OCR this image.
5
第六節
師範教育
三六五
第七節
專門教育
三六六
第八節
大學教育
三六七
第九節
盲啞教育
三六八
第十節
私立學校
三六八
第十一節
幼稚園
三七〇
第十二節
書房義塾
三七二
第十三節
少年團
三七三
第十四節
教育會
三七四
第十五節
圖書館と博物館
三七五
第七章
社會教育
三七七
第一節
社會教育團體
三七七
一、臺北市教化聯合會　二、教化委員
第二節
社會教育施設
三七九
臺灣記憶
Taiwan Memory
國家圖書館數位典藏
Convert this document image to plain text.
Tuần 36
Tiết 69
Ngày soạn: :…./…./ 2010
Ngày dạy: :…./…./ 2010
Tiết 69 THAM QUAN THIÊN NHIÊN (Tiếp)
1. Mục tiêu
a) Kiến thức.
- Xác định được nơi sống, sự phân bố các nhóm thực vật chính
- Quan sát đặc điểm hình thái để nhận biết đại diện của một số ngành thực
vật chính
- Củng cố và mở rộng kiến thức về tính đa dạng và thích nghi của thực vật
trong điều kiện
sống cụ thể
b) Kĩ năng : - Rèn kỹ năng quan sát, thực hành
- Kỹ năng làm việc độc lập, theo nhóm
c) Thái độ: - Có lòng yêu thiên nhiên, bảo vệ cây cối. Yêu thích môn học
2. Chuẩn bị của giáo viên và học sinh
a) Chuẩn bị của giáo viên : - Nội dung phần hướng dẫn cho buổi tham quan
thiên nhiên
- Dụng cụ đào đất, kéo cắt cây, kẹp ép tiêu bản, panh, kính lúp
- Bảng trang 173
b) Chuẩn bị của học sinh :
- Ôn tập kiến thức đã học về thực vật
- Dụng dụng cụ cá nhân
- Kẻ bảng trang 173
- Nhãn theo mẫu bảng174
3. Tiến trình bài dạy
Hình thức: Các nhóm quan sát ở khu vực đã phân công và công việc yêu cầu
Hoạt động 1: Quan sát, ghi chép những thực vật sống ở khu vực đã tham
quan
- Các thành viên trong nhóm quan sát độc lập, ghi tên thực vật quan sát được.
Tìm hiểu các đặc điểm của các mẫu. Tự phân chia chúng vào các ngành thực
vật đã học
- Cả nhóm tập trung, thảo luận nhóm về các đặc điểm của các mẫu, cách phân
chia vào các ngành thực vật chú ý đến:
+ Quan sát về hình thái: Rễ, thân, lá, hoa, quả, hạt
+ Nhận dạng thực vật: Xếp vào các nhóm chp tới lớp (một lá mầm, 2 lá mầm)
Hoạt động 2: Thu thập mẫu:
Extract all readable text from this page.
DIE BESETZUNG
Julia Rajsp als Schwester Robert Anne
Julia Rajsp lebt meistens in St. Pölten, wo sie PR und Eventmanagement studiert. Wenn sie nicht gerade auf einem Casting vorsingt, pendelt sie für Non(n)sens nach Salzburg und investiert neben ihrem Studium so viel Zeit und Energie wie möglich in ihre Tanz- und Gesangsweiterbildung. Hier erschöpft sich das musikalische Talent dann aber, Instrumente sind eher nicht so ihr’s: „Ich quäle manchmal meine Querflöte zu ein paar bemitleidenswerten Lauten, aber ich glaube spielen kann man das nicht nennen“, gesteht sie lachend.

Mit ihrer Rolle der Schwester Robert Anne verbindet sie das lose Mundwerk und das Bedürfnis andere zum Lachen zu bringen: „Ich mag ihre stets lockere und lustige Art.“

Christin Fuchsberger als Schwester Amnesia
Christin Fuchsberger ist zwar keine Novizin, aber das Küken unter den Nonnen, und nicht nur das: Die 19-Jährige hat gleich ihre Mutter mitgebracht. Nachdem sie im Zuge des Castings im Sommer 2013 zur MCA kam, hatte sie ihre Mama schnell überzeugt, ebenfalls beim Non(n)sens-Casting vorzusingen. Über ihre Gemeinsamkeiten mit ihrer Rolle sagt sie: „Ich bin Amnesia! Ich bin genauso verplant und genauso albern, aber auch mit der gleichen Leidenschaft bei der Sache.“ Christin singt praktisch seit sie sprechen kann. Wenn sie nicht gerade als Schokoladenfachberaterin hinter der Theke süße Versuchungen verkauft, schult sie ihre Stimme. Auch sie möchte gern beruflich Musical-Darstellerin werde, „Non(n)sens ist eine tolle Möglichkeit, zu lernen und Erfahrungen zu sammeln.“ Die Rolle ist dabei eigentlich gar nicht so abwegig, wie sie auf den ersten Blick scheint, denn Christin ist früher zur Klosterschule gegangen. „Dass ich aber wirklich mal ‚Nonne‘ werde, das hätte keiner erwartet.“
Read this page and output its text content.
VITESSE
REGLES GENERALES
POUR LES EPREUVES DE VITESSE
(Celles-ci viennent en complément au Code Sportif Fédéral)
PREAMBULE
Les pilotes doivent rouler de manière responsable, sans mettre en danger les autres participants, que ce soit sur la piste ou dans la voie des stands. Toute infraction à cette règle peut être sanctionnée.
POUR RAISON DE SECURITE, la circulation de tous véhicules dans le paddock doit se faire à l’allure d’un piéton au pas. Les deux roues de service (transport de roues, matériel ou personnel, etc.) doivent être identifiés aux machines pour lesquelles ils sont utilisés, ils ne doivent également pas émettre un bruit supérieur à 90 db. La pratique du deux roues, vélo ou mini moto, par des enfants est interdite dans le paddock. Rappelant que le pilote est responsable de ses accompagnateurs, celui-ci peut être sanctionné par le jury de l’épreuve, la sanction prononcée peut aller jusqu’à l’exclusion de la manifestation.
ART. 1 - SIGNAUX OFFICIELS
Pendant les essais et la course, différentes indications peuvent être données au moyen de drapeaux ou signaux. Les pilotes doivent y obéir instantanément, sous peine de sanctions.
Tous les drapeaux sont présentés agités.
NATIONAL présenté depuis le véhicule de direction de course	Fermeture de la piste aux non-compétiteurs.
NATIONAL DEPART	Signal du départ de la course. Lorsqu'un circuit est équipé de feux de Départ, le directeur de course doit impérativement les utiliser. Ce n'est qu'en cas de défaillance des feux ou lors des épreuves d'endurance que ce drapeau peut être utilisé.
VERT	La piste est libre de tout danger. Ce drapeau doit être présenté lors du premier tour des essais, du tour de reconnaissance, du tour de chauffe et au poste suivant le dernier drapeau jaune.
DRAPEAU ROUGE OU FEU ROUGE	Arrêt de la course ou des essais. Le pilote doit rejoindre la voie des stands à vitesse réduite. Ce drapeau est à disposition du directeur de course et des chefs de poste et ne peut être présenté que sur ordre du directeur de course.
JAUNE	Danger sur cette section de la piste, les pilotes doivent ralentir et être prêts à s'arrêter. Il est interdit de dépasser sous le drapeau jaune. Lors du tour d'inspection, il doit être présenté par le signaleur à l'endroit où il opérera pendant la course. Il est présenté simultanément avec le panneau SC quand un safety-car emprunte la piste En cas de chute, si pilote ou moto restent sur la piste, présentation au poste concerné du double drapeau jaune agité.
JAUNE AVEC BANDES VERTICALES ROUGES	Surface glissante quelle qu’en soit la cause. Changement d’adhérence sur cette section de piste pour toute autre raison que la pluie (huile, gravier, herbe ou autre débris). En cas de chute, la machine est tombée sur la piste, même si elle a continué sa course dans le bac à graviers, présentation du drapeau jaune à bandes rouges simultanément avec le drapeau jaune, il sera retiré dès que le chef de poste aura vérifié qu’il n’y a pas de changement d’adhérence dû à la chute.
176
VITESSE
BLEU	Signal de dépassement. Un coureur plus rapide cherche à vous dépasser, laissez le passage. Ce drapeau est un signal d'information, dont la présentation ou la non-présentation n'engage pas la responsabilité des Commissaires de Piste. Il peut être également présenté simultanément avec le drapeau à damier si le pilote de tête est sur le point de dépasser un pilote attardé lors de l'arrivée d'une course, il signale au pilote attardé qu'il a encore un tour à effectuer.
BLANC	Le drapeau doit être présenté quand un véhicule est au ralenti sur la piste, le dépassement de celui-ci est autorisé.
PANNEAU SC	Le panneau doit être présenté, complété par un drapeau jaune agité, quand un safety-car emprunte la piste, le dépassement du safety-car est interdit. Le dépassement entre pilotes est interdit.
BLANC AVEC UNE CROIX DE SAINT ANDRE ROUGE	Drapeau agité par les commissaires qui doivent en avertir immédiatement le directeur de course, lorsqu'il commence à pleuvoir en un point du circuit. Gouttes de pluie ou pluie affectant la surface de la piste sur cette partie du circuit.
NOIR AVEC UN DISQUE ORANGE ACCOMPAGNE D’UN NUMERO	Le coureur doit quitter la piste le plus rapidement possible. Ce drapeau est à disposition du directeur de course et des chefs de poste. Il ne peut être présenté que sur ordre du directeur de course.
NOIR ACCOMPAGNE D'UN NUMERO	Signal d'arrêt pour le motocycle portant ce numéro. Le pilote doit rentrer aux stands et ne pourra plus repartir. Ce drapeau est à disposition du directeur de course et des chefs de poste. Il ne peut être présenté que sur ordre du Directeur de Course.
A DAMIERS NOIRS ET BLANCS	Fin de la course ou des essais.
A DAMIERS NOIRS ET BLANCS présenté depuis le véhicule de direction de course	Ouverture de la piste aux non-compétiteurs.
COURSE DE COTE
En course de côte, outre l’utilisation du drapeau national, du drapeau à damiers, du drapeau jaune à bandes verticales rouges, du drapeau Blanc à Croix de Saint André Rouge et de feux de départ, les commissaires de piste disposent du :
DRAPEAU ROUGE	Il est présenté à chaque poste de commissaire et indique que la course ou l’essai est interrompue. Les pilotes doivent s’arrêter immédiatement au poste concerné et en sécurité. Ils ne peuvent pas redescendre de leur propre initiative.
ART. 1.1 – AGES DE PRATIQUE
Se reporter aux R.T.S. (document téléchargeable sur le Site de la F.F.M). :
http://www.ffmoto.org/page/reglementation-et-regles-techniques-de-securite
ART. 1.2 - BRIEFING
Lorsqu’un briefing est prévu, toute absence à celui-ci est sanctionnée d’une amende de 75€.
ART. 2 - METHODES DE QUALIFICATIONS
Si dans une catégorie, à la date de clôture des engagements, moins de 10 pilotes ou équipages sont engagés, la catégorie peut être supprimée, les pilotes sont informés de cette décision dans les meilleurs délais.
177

------------

● TASK INSTRUCTIONS: Say, as a number only, how many lines of the data contain "drapeaux".

● WRITTEN RESPONSE: 2